Aim of the exercise —
Your task is to transcribe the records exactly, skipping every image.

=======

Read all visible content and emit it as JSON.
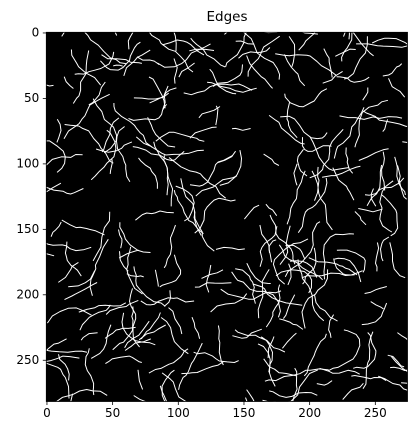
{
  "chart_data": {
    "type": "image",
    "title": "Edges",
    "xlim": [
      -0.5,
      274.5
    ],
    "ylim": [
      281.5,
      -0.5
    ],
    "xticks": [
      0,
      50,
      100,
      150,
      200,
      250
    ],
    "yticks": [
      0,
      50,
      100,
      150,
      200,
      250
    ]
  }
}
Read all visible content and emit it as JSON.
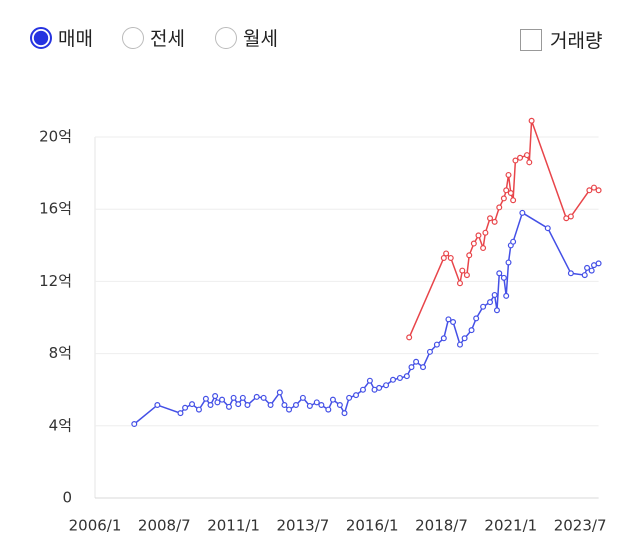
{
  "controls": {
    "trade_types": [
      "매매",
      "전세",
      "월세"
    ],
    "selected": 0,
    "volume_label": "거래량"
  },
  "chart_data": {
    "type": "line",
    "xlim": [
      "2006/1",
      "2024/3"
    ],
    "xticks": [
      "2006/1",
      "2008/7",
      "2011/1",
      "2013/7",
      "2016/1",
      "2018/7",
      "2021/1",
      "2023/7"
    ],
    "ylim": [
      0,
      21
    ],
    "yticks": [
      0,
      {
        "value": 4,
        "label": "4억"
      },
      {
        "value": 8,
        "label": "8억"
      },
      {
        "value": 12,
        "label": "12억"
      },
      {
        "value": 16,
        "label": "16억"
      },
      {
        "value": 20,
        "label": "20억"
      }
    ],
    "grid": true,
    "series": [
      {
        "color": "#4450e6",
        "x": [
          "2007/6",
          "2008/4",
          "2009/2",
          "2009/4",
          "2009/7",
          "2009/10",
          "2010/1",
          "2010/3",
          "2010/5",
          "2010/6",
          "2010/8",
          "2010/11",
          "2011/1",
          "2011/3",
          "2011/5",
          "2011/7",
          "2011/11",
          "2012/2",
          "2012/5",
          "2012/9",
          "2012/11",
          "2013/1",
          "2013/4",
          "2013/7",
          "2013/10",
          "2014/1",
          "2014/3",
          "2014/6",
          "2014/8",
          "2014/11",
          "2015/1",
          "2015/3",
          "2015/6",
          "2015/9",
          "2015/12",
          "2016/2",
          "2016/4",
          "2016/7",
          "2016/10",
          "2017/1",
          "2017/4",
          "2017/6",
          "2017/8",
          "2017/11",
          "2018/2",
          "2018/5",
          "2018/8",
          "2018/10",
          "2018/12",
          "2019/3",
          "2019/5",
          "2019/8",
          "2019/10",
          "2020/1",
          "2020/4",
          "2020/6",
          "2020/7",
          "2020/8",
          "2020/10",
          "2020/11",
          "2020/12",
          "2021/1",
          "2021/2",
          "2021/6",
          "2022/5",
          "2023/3",
          "2023/9",
          "2023/10",
          "2023/12",
          "2024/1",
          "2024/3"
        ],
        "values": [
          4.1,
          5.15,
          4.7,
          5.0,
          5.2,
          4.9,
          5.5,
          5.15,
          5.65,
          5.3,
          5.45,
          5.05,
          5.55,
          5.2,
          5.55,
          5.15,
          5.6,
          5.55,
          5.15,
          5.85,
          5.15,
          4.9,
          5.15,
          5.55,
          5.1,
          5.3,
          5.15,
          4.9,
          5.45,
          5.15,
          4.7,
          5.55,
          5.7,
          6.0,
          6.5,
          6.0,
          6.1,
          6.25,
          6.55,
          6.65,
          6.75,
          7.25,
          7.55,
          7.25,
          8.1,
          8.5,
          8.85,
          9.9,
          9.75,
          8.5,
          8.85,
          9.3,
          9.95,
          10.6,
          10.85,
          11.25,
          10.4,
          12.45,
          12.2,
          11.2,
          13.05,
          14.0,
          14.2,
          15.8,
          14.95,
          12.45,
          12.35,
          12.75,
          12.6,
          12.9,
          13.0
        ]
      },
      {
        "color": "#e8454a",
        "x": [
          "2017/5",
          "2018/8",
          "2018/9",
          "2018/11",
          "2019/3",
          "2019/4",
          "2019/6",
          "2019/7",
          "2019/9",
          "2019/11",
          "2020/1",
          "2020/2",
          "2020/4",
          "2020/6",
          "2020/8",
          "2020/10",
          "2020/11",
          "2020/12",
          "2021/1",
          "2021/2",
          "2021/3",
          "2021/5",
          "2021/8",
          "2021/9",
          "2021/10",
          "2023/1",
          "2023/3",
          "2023/11",
          "2024/1",
          "2024/3"
        ],
        "values": [
          8.9,
          13.3,
          13.55,
          13.3,
          11.9,
          12.6,
          12.35,
          13.45,
          14.1,
          14.55,
          13.85,
          14.7,
          15.5,
          15.3,
          16.1,
          16.6,
          17.05,
          17.9,
          16.9,
          16.5,
          18.7,
          18.85,
          19.0,
          18.6,
          20.9,
          15.5,
          15.6,
          17.05,
          17.2,
          17.05
        ]
      }
    ]
  }
}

=======

Response below —
Read all visible content and emit it as JSON.
{
  "chart_data": {
    "type": "image",
    "title": "Edges",
    "xlim": [
      -0.5,
      274.5
    ],
    "ylim": [
      281.5,
      -0.5
    ],
    "xticks": [
      0,
      50,
      100,
      150,
      200,
      250
    ],
    "yticks": [
      0,
      50,
      100,
      150,
      200,
      250
    ]
  }
}
Read all visible content and emit it as JSON.
{
  "controls": {
    "trade_types": [
      "매매",
      "전세",
      "월세"
    ],
    "selected": 0,
    "volume_label": "거래량"
  },
  "chart_data": {
    "type": "line",
    "xlim": [
      "2006/1",
      "2024/3"
    ],
    "xticks": [
      "2006/1",
      "2008/7",
      "2011/1",
      "2013/7",
      "2016/1",
      "2018/7",
      "2021/1",
      "2023/7"
    ],
    "ylim": [
      0,
      21
    ],
    "yticks": [
      0,
      {
        "value": 4,
        "label": "4억"
      },
      {
        "value": 8,
        "label": "8억"
      },
      {
        "value": 12,
        "label": "12억"
      },
      {
        "value": 16,
        "label": "16억"
      },
      {
        "value": 20,
        "label": "20억"
      }
    ],
    "grid": true,
    "series": [
      {
        "color": "#4450e6",
        "x": [
          "2007/6",
          "2008/4",
          "2009/2",
          "2009/4",
          "2009/7",
          "2009/10",
          "2010/1",
          "2010/3",
          "2010/5",
          "2010/6",
          "2010/8",
          "2010/11",
          "2011/1",
          "2011/3",
          "2011/5",
          "2011/7",
          "2011/11",
          "2012/2",
          "2012/5",
          "2012/9",
          "2012/11",
          "2013/1",
          "2013/4",
          "2013/7",
          "2013/10",
          "2014/1",
          "2014/3",
          "2014/6",
          "2014/8",
          "2014/11",
          "2015/1",
          "2015/3",
          "2015/6",
          "2015/9",
          "2015/12",
          "2016/2",
          "2016/4",
          "2016/7",
          "2016/10",
          "2017/1",
          "2017/4",
          "2017/6",
          "2017/8",
          "2017/11",
          "2018/2",
          "2018/5",
          "2018/8",
          "2018/10",
          "2018/12",
          "2019/3",
          "2019/5",
          "2019/8",
          "2019/10",
          "2020/1",
          "2020/4",
          "2020/6",
          "2020/7",
          "2020/8",
          "2020/10",
          "2020/11",
          "2020/12",
          "2021/1",
          "2021/2",
          "2021/6",
          "2022/5",
          "2023/3",
          "2023/9",
          "2023/10",
          "2023/12",
          "2024/1",
          "2024/3"
        ],
        "values": [
          4.1,
          5.15,
          4.7,
          5.0,
          5.2,
          4.9,
          5.5,
          5.15,
          5.65,
          5.3,
          5.45,
          5.05,
          5.55,
          5.2,
          5.55,
          5.15,
          5.6,
          5.55,
          5.15,
          5.85,
          5.15,
          4.9,
          5.15,
          5.55,
          5.1,
          5.3,
          5.15,
          4.9,
          5.45,
          5.15,
          4.7,
          5.55,
          5.7,
          6.0,
          6.5,
          6.0,
          6.1,
          6.25,
          6.55,
          6.65,
          6.75,
          7.25,
          7.55,
          7.25,
          8.1,
          8.5,
          8.85,
          9.9,
          9.75,
          8.5,
          8.85,
          9.3,
          9.95,
          10.6,
          10.85,
          11.25,
          10.4,
          12.45,
          12.2,
          11.2,
          13.05,
          14.0,
          14.2,
          15.8,
          14.95,
          12.45,
          12.35,
          12.75,
          12.6,
          12.9,
          13.0
        ]
      },
      {
        "color": "#e8454a",
        "x": [
          "2017/5",
          "2018/8",
          "2018/9",
          "2018/11",
          "2019/3",
          "2019/4",
          "2019/6",
          "2019/7",
          "2019/9",
          "2019/11",
          "2020/1",
          "2020/2",
          "2020/4",
          "2020/6",
          "2020/8",
          "2020/10",
          "2020/11",
          "2020/12",
          "2021/1",
          "2021/2",
          "2021/3",
          "2021/5",
          "2021/8",
          "2021/9",
          "2021/10",
          "2023/1",
          "2023/3",
          "2023/11",
          "2024/1",
          "2024/3"
        ],
        "values": [
          8.9,
          13.3,
          13.55,
          13.3,
          11.9,
          12.6,
          12.35,
          13.45,
          14.1,
          14.55,
          13.85,
          14.7,
          15.5,
          15.3,
          16.1,
          16.6,
          17.05,
          17.9,
          16.9,
          16.5,
          18.7,
          18.85,
          19.0,
          18.6,
          20.9,
          15.5,
          15.6,
          17.05,
          17.2,
          17.05
        ]
      }
    ]
  }
}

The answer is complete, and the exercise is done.